* TASK:
Give the entries again exactly, every one of them.

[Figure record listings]

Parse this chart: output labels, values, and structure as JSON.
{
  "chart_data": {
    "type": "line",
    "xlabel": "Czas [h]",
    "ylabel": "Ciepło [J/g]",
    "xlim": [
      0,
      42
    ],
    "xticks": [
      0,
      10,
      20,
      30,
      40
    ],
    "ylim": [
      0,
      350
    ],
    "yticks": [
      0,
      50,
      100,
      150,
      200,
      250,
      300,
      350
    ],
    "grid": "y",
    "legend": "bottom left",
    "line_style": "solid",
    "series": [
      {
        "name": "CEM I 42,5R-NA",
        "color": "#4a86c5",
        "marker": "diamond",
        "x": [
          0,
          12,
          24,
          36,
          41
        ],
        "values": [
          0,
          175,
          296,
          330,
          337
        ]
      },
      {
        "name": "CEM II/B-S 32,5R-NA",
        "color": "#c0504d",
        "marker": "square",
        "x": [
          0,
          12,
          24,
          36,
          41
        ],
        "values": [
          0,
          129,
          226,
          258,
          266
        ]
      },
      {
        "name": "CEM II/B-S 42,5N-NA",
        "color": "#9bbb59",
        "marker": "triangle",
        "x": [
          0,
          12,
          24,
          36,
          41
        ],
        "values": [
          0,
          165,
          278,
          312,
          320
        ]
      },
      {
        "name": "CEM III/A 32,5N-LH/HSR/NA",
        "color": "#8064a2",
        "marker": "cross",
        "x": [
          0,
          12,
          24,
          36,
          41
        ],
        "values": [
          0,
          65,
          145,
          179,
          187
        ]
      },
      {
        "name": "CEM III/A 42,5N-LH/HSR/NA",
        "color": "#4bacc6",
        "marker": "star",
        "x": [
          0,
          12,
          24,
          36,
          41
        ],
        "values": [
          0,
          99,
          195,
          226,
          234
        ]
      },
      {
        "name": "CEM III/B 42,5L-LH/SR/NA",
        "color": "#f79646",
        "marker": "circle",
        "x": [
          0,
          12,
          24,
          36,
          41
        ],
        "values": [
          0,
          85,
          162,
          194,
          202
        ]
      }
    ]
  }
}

* SOLUTION BELOW:
Parse this chart: output labels, values, and structure as JSON.
{
  "chart_data": {
    "type": "line",
    "xlabel": "Czas [h]",
    "ylabel": "Ciepło [J/g]",
    "xlim": [
      0,
      42
    ],
    "xticks": [
      0,
      10,
      20,
      30,
      40
    ],
    "ylim": [
      0,
      350
    ],
    "yticks": [
      0,
      50,
      100,
      150,
      200,
      250,
      300,
      350
    ],
    "grid": "y",
    "legend": "bottom left",
    "line_style": "solid",
    "series": [
      {
        "name": "CEM I 42,5R-NA",
        "color": "#4a86c5",
        "marker": "diamond",
        "x": [
          0,
          12,
          24,
          36,
          41
        ],
        "values": [
          0,
          175,
          296,
          330,
          337
        ]
      },
      {
        "name": "CEM II/B-S 32,5R-NA",
        "color": "#c0504d",
        "marker": "square",
        "x": [
          0,
          12,
          24,
          36,
          41
        ],
        "values": [
          0,
          129,
          226,
          258,
          266
        ]
      },
      {
        "name": "CEM II/B-S 42,5N-NA",
        "color": "#9bbb59",
        "marker": "triangle",
        "x": [
          0,
          12,
          24,
          36,
          41
        ],
        "values": [
          0,
          165,
          278,
          312,
          320
        ]
      },
      {
        "name": "CEM III/A 32,5N-LH/HSR/NA",
        "color": "#8064a2",
        "marker": "cross",
        "x": [
          0,
          12,
          24,
          36,
          41
        ],
        "values": [
          0,
          65,
          145,
          179,
          187
        ]
      },
      {
        "name": "CEM III/A 42,5N-LH/HSR/NA",
        "color": "#4bacc6",
        "marker": "star",
        "x": [
          0,
          12,
          24,
          36,
          41
        ],
        "values": [
          0,
          99,
          195,
          226,
          234
        ]
      },
      {
        "name": "CEM III/B 42,5L-LH/SR/NA",
        "color": "#f79646",
        "marker": "circle",
        "x": [
          0,
          12,
          24,
          36,
          41
        ],
        "values": [
          0,
          85,
          162,
          194,
          202
        ]
      }
    ]
  }
}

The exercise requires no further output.